## Instructions for the task
Output the entries verbatim, including every line.

-- BEGIN Material shown --

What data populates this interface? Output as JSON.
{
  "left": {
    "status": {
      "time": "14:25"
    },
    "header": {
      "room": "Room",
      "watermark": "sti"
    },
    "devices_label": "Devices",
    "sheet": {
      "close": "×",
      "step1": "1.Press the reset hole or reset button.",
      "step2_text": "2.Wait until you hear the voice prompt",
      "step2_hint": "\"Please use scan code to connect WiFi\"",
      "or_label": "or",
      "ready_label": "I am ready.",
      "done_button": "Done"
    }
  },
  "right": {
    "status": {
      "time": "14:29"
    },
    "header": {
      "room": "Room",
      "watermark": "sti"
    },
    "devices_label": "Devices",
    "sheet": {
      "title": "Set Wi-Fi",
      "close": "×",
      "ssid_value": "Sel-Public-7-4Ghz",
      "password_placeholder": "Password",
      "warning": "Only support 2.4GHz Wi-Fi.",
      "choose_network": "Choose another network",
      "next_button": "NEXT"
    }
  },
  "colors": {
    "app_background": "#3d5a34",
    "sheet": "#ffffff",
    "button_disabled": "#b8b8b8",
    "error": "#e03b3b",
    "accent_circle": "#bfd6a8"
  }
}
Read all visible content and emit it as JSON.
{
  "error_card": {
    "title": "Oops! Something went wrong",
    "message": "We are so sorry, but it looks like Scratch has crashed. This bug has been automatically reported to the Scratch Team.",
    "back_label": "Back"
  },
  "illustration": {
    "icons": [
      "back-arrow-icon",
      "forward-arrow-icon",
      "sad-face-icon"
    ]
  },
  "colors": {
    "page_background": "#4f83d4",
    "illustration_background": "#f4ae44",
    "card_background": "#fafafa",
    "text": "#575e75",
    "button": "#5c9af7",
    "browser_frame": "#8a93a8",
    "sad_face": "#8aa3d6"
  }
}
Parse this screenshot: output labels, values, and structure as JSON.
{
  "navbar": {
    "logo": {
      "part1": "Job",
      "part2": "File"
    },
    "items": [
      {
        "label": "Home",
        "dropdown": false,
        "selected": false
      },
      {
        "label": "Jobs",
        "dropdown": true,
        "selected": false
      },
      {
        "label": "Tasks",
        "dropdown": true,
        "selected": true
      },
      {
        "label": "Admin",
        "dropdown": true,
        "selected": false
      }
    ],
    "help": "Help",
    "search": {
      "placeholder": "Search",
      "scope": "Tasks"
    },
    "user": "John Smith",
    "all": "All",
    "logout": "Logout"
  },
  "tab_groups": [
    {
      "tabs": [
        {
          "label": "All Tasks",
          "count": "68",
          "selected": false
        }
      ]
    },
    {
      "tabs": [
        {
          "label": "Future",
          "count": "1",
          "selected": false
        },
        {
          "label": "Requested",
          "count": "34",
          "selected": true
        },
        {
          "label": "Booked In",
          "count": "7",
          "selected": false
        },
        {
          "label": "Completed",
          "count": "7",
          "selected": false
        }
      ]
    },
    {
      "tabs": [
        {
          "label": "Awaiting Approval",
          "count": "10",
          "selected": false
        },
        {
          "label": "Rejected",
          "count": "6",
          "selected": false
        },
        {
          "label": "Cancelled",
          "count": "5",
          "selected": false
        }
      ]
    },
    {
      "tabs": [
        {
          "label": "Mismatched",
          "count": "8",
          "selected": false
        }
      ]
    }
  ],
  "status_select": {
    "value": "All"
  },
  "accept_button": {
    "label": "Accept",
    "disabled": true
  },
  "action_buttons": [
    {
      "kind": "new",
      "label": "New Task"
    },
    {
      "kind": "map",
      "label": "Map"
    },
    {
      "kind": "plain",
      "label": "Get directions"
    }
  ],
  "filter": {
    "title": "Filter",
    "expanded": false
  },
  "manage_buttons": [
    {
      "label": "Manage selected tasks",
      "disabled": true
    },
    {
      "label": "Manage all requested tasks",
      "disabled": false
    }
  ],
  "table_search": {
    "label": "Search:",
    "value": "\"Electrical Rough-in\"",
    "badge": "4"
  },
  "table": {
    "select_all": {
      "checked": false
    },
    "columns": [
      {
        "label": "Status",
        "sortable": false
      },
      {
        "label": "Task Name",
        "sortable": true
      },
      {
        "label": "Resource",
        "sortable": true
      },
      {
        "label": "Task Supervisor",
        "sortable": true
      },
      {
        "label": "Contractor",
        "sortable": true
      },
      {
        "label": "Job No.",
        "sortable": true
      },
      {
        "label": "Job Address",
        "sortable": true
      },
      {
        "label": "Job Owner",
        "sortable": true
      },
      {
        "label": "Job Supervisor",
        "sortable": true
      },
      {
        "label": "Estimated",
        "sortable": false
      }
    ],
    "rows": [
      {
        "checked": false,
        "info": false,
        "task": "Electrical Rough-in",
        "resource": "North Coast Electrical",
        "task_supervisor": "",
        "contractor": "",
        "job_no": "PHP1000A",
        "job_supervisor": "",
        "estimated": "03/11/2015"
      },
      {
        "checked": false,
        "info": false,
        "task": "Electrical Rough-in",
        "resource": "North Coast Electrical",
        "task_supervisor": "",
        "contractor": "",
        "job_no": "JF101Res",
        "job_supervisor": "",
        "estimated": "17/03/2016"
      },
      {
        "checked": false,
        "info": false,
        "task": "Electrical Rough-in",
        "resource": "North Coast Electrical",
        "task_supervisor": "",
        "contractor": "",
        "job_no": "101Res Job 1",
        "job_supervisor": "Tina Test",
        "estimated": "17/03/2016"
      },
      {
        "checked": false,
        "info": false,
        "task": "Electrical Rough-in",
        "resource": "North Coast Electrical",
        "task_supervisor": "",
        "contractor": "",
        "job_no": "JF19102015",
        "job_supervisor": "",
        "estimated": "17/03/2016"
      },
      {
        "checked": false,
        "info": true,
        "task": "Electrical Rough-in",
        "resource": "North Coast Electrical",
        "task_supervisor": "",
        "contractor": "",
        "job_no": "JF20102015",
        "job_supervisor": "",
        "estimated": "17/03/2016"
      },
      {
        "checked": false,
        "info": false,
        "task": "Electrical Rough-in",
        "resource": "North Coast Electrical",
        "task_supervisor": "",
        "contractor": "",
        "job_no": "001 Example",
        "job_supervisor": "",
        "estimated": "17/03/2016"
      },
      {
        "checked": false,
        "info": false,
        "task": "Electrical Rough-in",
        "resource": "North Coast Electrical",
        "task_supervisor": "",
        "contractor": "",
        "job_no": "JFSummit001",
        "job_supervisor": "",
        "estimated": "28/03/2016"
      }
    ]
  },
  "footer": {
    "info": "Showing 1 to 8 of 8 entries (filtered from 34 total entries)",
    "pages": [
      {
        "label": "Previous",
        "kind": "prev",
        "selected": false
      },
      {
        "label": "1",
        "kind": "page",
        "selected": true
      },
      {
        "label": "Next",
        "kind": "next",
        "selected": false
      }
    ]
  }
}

-- END Material shown --

## Solution to the exercise
What data populates this interface? Output as JSON.
{
  "left": {
    "status": {
      "time": "14:25"
    },
    "header": {
      "room": "Room",
      "watermark": "sti"
    },
    "devices_label": "Devices",
    "sheet": {
      "close": "×",
      "step1": "1.Press the reset hole or reset button.",
      "step2_text": "2.Wait until you hear the voice prompt",
      "step2_hint": "\"Please use scan code to connect WiFi\"",
      "or_label": "or",
      "ready_label": "I am ready.",
      "done_button": "Done"
    }
  },
  "right": {
    "status": {
      "time": "14:29"
    },
    "header": {
      "room": "Room",
      "watermark": "sti"
    },
    "devices_label": "Devices",
    "sheet": {
      "title": "Set Wi-Fi",
      "close": "×",
      "ssid_value": "Sel-Public-7-4Ghz",
      "password_placeholder": "Password",
      "warning": "Only support 2.4GHz Wi-Fi.",
      "choose_network": "Choose another network",
      "next_button": "NEXT"
    }
  },
  "colors": {
    "app_background": "#3d5a34",
    "sheet": "#ffffff",
    "button_disabled": "#b8b8b8",
    "error": "#e03b3b",
    "accent_circle": "#bfd6a8"
  }
}
Read all visible content and emit it as JSON.
{
  "error_card": {
    "title": "Oops! Something went wrong",
    "message": "We are so sorry, but it looks like Scratch has crashed. This bug has been automatically reported to the Scratch Team.",
    "back_label": "Back"
  },
  "illustration": {
    "icons": [
      "back-arrow-icon",
      "forward-arrow-icon",
      "sad-face-icon"
    ]
  },
  "colors": {
    "page_background": "#4f83d4",
    "illustration_background": "#f4ae44",
    "card_background": "#fafafa",
    "text": "#575e75",
    "button": "#5c9af7",
    "browser_frame": "#8a93a8",
    "sad_face": "#8aa3d6"
  }
}
Parse this screenshot: output labels, values, and structure as JSON.
{
  "navbar": {
    "logo": {
      "part1": "Job",
      "part2": "File"
    },
    "items": [
      {
        "label": "Home",
        "dropdown": false,
        "selected": false
      },
      {
        "label": "Jobs",
        "dropdown": true,
        "selected": false
      },
      {
        "label": "Tasks",
        "dropdown": true,
        "selected": true
      },
      {
        "label": "Admin",
        "dropdown": true,
        "selected": false
      }
    ],
    "help": "Help",
    "search": {
      "placeholder": "Search",
      "scope": "Tasks"
    },
    "user": "John Smith",
    "all": "All",
    "logout": "Logout"
  },
  "tab_groups": [
    {
      "tabs": [
        {
          "label": "All Tasks",
          "count": "68",
          "selected": false
        }
      ]
    },
    {
      "tabs": [
        {
          "label": "Future",
          "count": "1",
          "selected": false
        },
        {
          "label": "Requested",
          "count": "34",
          "selected": true
        },
        {
          "label": "Booked In",
          "count": "7",
          "selected": false
        },
        {
          "label": "Completed",
          "count": "7",
          "selected": false
        }
      ]
    },
    {
      "tabs": [
        {
          "label": "Awaiting Approval",
          "count": "10",
          "selected": false
        },
        {
          "label": "Rejected",
          "count": "6",
          "selected": false
        },
        {
          "label": "Cancelled",
          "count": "5",
          "selected": false
        }
      ]
    },
    {
      "tabs": [
        {
          "label": "Mismatched",
          "count": "8",
          "selected": false
        }
      ]
    }
  ],
  "status_select": {
    "value": "All"
  },
  "accept_button": {
    "label": "Accept",
    "disabled": true
  },
  "action_buttons": [
    {
      "kind": "new",
      "label": "New Task"
    },
    {
      "kind": "map",
      "label": "Map"
    },
    {
      "kind": "plain",
      "label": "Get directions"
    }
  ],
  "filter": {
    "title": "Filter",
    "expanded": false
  },
  "manage_buttons": [
    {
      "label": "Manage selected tasks",
      "disabled": true
    },
    {
      "label": "Manage all requested tasks",
      "disabled": false
    }
  ],
  "table_search": {
    "label": "Search:",
    "value": "\"Electrical Rough-in\"",
    "badge": "4"
  },
  "table": {
    "select_all": {
      "checked": false
    },
    "columns": [
      {
        "label": "Status",
        "sortable": false
      },
      {
        "label": "Task Name",
        "sortable": true
      },
      {
        "label": "Resource",
        "sortable": true
      },
      {
        "label": "Task Supervisor",
        "sortable": true
      },
      {
        "label": "Contractor",
        "sortable": true
      },
      {
        "label": "Job No.",
        "sortable": true
      },
      {
        "label": "Job Address",
        "sortable": true
      },
      {
        "label": "Job Owner",
        "sortable": true
      },
      {
        "label": "Job Supervisor",
        "sortable": true
      },
      {
        "label": "Estimated",
        "sortable": false
      }
    ],
    "rows": [
      {
        "checked": false,
        "info": false,
        "task": "Electrical Rough-in",
        "resource": "North Coast Electrical",
        "task_supervisor": "",
        "contractor": "",
        "job_no": "PHP1000A",
        "job_supervisor": "",
        "estimated": "03/11/2015"
      },
      {
        "checked": false,
        "info": false,
        "task": "Electrical Rough-in",
        "resource": "North Coast Electrical",
        "task_supervisor": "",
        "contractor": "",
        "job_no": "JF101Res",
        "job_supervisor": "",
        "estimated": "17/03/2016"
      },
      {
        "checked": false,
        "info": false,
        "task": "Electrical Rough-in",
        "resource": "North Coast Electrical",
        "task_supervisor": "",
        "contractor": "",
        "job_no": "101Res Job 1",
        "job_supervisor": "Tina Test",
        "estimated": "17/03/2016"
      },
      {
        "checked": false,
        "info": false,
        "task": "Electrical Rough-in",
        "resource": "North Coast Electrical",
        "task_supervisor": "",
        "contractor": "",
        "job_no": "JF19102015",
        "job_supervisor": "",
        "estimated": "17/03/2016"
      },
      {
        "checked": false,
        "info": true,
        "task": "Electrical Rough-in",
        "resource": "North Coast Electrical",
        "task_supervisor": "",
        "contractor": "",
        "job_no": "JF20102015",
        "job_supervisor": "",
        "estimated": "17/03/2016"
      },
      {
        "checked": false,
        "info": false,
        "task": "Electrical Rough-in",
        "resource": "North Coast Electrical",
        "task_supervisor": "",
        "contractor": "",
        "job_no": "001 Example",
        "job_supervisor": "",
        "estimated": "17/03/2016"
      },
      {
        "checked": false,
        "info": false,
        "task": "Electrical Rough-in",
        "resource": "North Coast Electrical",
        "task_supervisor": "",
        "contractor": "",
        "job_no": "JFSummit001",
        "job_supervisor": "",
        "estimated": "28/03/2016"
      }
    ]
  },
  "footer": {
    "info": "Showing 1 to 8 of 8 entries (filtered from 34 total entries)",
    "pages": [
      {
        "label": "Previous",
        "kind": "prev",
        "selected": false
      },
      {
        "label": "1",
        "kind": "page",
        "selected": true
      },
      {
        "label": "Next",
        "kind": "next",
        "selected": false
      }
    ]
  }
}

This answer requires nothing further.